start Input records
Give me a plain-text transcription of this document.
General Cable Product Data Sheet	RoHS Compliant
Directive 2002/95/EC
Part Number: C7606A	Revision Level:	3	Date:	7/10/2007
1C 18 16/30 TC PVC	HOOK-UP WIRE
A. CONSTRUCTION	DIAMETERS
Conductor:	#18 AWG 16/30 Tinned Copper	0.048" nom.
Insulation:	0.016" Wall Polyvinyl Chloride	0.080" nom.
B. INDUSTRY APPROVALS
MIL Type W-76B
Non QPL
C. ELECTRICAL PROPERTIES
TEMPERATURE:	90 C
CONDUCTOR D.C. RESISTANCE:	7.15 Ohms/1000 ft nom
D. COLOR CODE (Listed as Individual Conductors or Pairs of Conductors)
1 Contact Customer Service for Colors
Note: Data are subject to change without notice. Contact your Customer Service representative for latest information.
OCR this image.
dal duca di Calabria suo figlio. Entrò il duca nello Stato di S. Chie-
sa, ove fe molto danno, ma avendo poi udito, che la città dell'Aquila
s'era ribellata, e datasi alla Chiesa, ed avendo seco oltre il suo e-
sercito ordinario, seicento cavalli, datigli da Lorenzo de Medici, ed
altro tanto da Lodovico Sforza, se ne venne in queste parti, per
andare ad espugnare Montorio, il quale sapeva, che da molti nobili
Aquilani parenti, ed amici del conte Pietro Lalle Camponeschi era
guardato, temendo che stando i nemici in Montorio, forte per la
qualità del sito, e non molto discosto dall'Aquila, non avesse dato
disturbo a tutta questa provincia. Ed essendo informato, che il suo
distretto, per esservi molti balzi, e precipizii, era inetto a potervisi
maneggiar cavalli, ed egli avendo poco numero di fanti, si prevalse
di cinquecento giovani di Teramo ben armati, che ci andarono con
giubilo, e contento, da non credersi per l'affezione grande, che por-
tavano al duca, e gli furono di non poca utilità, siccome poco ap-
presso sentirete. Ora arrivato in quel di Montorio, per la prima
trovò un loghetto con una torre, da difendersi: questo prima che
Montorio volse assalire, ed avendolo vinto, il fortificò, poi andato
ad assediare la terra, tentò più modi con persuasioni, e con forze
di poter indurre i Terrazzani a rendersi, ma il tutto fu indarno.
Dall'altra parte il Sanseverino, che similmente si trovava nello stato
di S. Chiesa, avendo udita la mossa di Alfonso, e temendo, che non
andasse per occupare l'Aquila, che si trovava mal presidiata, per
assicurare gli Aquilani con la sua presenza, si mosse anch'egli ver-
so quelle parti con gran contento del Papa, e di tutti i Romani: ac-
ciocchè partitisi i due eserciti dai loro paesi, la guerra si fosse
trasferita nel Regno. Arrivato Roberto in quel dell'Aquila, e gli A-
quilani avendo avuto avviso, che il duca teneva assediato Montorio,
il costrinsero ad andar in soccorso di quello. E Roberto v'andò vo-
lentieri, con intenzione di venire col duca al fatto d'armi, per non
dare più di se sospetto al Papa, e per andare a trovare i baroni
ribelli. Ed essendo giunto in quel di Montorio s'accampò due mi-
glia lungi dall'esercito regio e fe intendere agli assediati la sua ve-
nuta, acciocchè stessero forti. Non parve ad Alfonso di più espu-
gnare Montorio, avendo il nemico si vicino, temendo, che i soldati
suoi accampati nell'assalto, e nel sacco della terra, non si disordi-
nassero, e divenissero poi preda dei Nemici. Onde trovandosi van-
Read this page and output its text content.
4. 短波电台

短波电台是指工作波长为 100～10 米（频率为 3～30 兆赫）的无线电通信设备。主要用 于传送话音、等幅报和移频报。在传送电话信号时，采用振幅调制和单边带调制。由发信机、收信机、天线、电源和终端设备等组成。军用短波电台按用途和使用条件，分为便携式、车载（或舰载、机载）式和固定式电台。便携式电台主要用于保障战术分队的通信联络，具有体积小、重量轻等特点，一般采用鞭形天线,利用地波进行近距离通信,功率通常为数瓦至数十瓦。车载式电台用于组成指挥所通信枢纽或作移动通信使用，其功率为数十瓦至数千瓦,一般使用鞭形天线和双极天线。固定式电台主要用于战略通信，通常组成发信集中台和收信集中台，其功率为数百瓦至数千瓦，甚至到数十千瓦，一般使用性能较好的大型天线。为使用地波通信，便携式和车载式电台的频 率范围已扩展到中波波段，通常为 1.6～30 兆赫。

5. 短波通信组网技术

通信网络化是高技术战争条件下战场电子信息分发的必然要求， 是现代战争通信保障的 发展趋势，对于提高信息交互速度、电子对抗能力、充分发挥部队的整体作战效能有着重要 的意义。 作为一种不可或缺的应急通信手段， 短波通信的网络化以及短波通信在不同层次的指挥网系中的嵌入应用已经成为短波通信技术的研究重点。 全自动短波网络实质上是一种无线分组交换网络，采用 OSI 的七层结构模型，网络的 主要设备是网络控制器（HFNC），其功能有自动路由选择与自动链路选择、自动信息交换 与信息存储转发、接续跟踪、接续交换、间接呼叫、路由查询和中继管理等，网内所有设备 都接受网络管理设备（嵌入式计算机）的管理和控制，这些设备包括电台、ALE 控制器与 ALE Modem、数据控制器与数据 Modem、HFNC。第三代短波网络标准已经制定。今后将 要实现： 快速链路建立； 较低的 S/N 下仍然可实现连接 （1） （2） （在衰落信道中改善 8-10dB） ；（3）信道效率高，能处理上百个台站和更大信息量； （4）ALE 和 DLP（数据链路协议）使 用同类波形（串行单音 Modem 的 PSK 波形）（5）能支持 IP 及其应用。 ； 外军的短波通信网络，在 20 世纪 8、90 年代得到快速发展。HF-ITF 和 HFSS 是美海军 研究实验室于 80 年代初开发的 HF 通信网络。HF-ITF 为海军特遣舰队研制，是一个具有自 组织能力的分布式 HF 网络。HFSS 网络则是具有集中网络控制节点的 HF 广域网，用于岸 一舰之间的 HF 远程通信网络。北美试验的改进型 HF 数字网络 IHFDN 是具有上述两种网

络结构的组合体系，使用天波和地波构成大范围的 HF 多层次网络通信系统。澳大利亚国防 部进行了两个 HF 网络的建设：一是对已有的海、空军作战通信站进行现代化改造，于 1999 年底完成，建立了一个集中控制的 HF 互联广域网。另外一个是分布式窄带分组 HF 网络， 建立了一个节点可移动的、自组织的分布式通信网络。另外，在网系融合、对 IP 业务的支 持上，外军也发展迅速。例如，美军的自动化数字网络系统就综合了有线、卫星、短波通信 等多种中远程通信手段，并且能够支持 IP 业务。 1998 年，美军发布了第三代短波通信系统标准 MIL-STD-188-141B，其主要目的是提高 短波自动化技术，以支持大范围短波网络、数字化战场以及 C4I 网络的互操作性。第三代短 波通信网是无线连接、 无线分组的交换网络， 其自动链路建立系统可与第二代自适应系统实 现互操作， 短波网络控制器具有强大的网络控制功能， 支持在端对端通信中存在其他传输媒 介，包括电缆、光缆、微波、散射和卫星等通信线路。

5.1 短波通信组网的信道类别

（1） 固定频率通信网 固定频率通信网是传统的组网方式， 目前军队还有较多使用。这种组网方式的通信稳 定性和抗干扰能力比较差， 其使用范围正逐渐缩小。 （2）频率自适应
end Input records
Aim of the task: Copy out the whole listing exactly.

Result for this task:
Give me a plain-text transcription of this document.
General Cable Product Data Sheet	RoHS Compliant
Directive 2002/95/EC
Part Number: C7606A	Revision Level:	3	Date:	7/10/2007
1C 18 16/30 TC PVC	HOOK-UP WIRE
A. CONSTRUCTION	DIAMETERS
Conductor:	#18 AWG 16/30 Tinned Copper	0.048" nom.
Insulation:	0.016" Wall Polyvinyl Chloride	0.080" nom.
B. INDUSTRY APPROVALS
MIL Type W-76B
Non QPL
C. ELECTRICAL PROPERTIES
TEMPERATURE:	90 C
CONDUCTOR D.C. RESISTANCE:	7.15 Ohms/1000 ft nom
D. COLOR CODE (Listed as Individual Conductors or Pairs of Conductors)
1 Contact Customer Service for Colors
Note: Data are subject to change without notice. Contact your Customer Service representative for latest information.
OCR this image.
dal duca di Calabria suo figlio. Entrò il duca nello Stato di S. Chie-
sa, ove fe molto danno, ma avendo poi udito, che la città dell'Aquila
s'era ribellata, e datasi alla Chiesa, ed avendo seco oltre il suo e-
sercito ordinario, seicento cavalli, datigli da Lorenzo de Medici, ed
altro tanto da Lodovico Sforza, se ne venne in queste parti, per
andare ad espugnare Montorio, il quale sapeva, che da molti nobili
Aquilani parenti, ed amici del conte Pietro Lalle Camponeschi era
guardato, temendo che stando i nemici in Montorio, forte per la
qualità del sito, e non molto discosto dall'Aquila, non avesse dato
disturbo a tutta questa provincia. Ed essendo informato, che il suo
distretto, per esservi molti balzi, e precipizii, era inetto a potervisi
maneggiar cavalli, ed egli avendo poco numero di fanti, si prevalse
di cinquecento giovani di Teramo ben armati, che ci andarono con
giubilo, e contento, da non credersi per l'affezione grande, che por-
tavano al duca, e gli furono di non poca utilità, siccome poco ap-
presso sentirete. Ora arrivato in quel di Montorio, per la prima
trovò un loghetto con una torre, da difendersi: questo prima che
Montorio volse assalire, ed avendolo vinto, il fortificò, poi andato
ad assediare la terra, tentò più modi con persuasioni, e con forze
di poter indurre i Terrazzani a rendersi, ma il tutto fu indarno.
Dall'altra parte il Sanseverino, che similmente si trovava nello stato
di S. Chiesa, avendo udita la mossa di Alfonso, e temendo, che non
andasse per occupare l'Aquila, che si trovava mal presidiata, per
assicurare gli Aquilani con la sua presenza, si mosse anch'egli ver-
so quelle parti con gran contento del Papa, e di tutti i Romani: ac-
ciocchè partitisi i due eserciti dai loro paesi, la guerra si fosse
trasferita nel Regno. Arrivato Roberto in quel dell'Aquila, e gli A-
quilani avendo avuto avviso, che il duca teneva assediato Montorio,
il costrinsero ad andar in soccorso di quello. E Roberto v'andò vo-
lentieri, con intenzione di venire col duca al fatto d'armi, per non
dare più di se sospetto al Papa, e per andare a trovare i baroni
ribelli. Ed essendo giunto in quel di Montorio s'accampò due mi-
glia lungi dall'esercito regio e fe intendere agli assediati la sua ve-
nuta, acciocchè stessero forti. Non parve ad Alfonso di più espu-
gnare Montorio, avendo il nemico si vicino, temendo, che i soldati
suoi accampati nell'assalto, e nel sacco della terra, non si disordi-
nassero, e divenissero poi preda dei Nemici. Onde trovandosi van-
Read this page and output its text content.
4. 短波电台

短波电台是指工作波长为 100～10 米（频率为 3～30 兆赫）的无线电通信设备。主要用 于传送话音、等幅报和移频报。在传送电话信号时，采用振幅调制和单边带调制。由发信机、收信机、天线、电源和终端设备等组成。军用短波电台按用途和使用条件，分为便携式、车载（或舰载、机载）式和固定式电台。便携式电台主要用于保障战术分队的通信联络，具有体积小、重量轻等特点，一般采用鞭形天线,利用地波进行近距离通信,功率通常为数瓦至数十瓦。车载式电台用于组成指挥所通信枢纽或作移动通信使用，其功率为数十瓦至数千瓦,一般使用鞭形天线和双极天线。固定式电台主要用于战略通信，通常组成发信集中台和收信集中台，其功率为数百瓦至数千瓦，甚至到数十千瓦，一般使用性能较好的大型天线。为使用地波通信，便携式和车载式电台的频 率范围已扩展到中波波段，通常为 1.6～30 兆赫。

5. 短波通信组网技术

通信网络化是高技术战争条件下战场电子信息分发的必然要求， 是现代战争通信保障的 发展趋势，对于提高信息交互速度、电子对抗能力、充分发挥部队的整体作战效能有着重要 的意义。 作为一种不可或缺的应急通信手段， 短波通信的网络化以及短波通信在不同层次的指挥网系中的嵌入应用已经成为短波通信技术的研究重点。 全自动短波网络实质上是一种无线分组交换网络，采用 OSI 的七层结构模型，网络的 主要设备是网络控制器（HFNC），其功能有自动路由选择与自动链路选择、自动信息交换 与信息存储转发、接续跟踪、接续交换、间接呼叫、路由查询和中继管理等，网内所有设备 都接受网络管理设备（嵌入式计算机）的管理和控制，这些设备包括电台、ALE 控制器与 ALE Modem、数据控制器与数据 Modem、HFNC。第三代短波网络标准已经制定。今后将 要实现： 快速链路建立； 较低的 S/N 下仍然可实现连接 （1） （2） （在衰落信道中改善 8-10dB） ；（3）信道效率高，能处理上百个台站和更大信息量； （4）ALE 和 DLP（数据链路协议）使 用同类波形（串行单音 Modem 的 PSK 波形）（5）能支持 IP 及其应用。 ； 外军的短波通信网络，在 20 世纪 8、90 年代得到快速发展。HF-ITF 和 HFSS 是美海军 研究实验室于 80 年代初开发的 HF 通信网络。HF-ITF 为海军特遣舰队研制，是一个具有自 组织能力的分布式 HF 网络。HFSS 网络则是具有集中网络控制节点的 HF 广域网，用于岸 一舰之间的 HF 远程通信网络。北美试验的改进型 HF 数字网络 IHFDN 是具有上述两种网

络结构的组合体系，使用天波和地波构成大范围的 HF 多层次网络通信系统。澳大利亚国防 部进行了两个 HF 网络的建设：一是对已有的海、空军作战通信站进行现代化改造，于 1999 年底完成，建立了一个集中控制的 HF 互联广域网。另外一个是分布式窄带分组 HF 网络， 建立了一个节点可移动的、自组织的分布式通信网络。另外，在网系融合、对 IP 业务的支 持上，外军也发展迅速。例如，美军的自动化数字网络系统就综合了有线、卫星、短波通信 等多种中远程通信手段，并且能够支持 IP 业务。 1998 年，美军发布了第三代短波通信系统标准 MIL-STD-188-141B，其主要目的是提高 短波自动化技术，以支持大范围短波网络、数字化战场以及 C4I 网络的互操作性。第三代短 波通信网是无线连接、 无线分组的交换网络， 其自动链路建立系统可与第二代自适应系统实 现互操作， 短波网络控制器具有强大的网络控制功能， 支持在端对端通信中存在其他传输媒 介，包括电缆、光缆、微波、散射和卫星等通信线路。

5.1 短波通信组网的信道类别

（1） 固定频率通信网 固定频率通信网是传统的组网方式， 目前军队还有较多使用。这种组网方式的通信稳 定性和抗干扰能力比较差， 其使用范围正逐渐缩小。 （2）频率自适应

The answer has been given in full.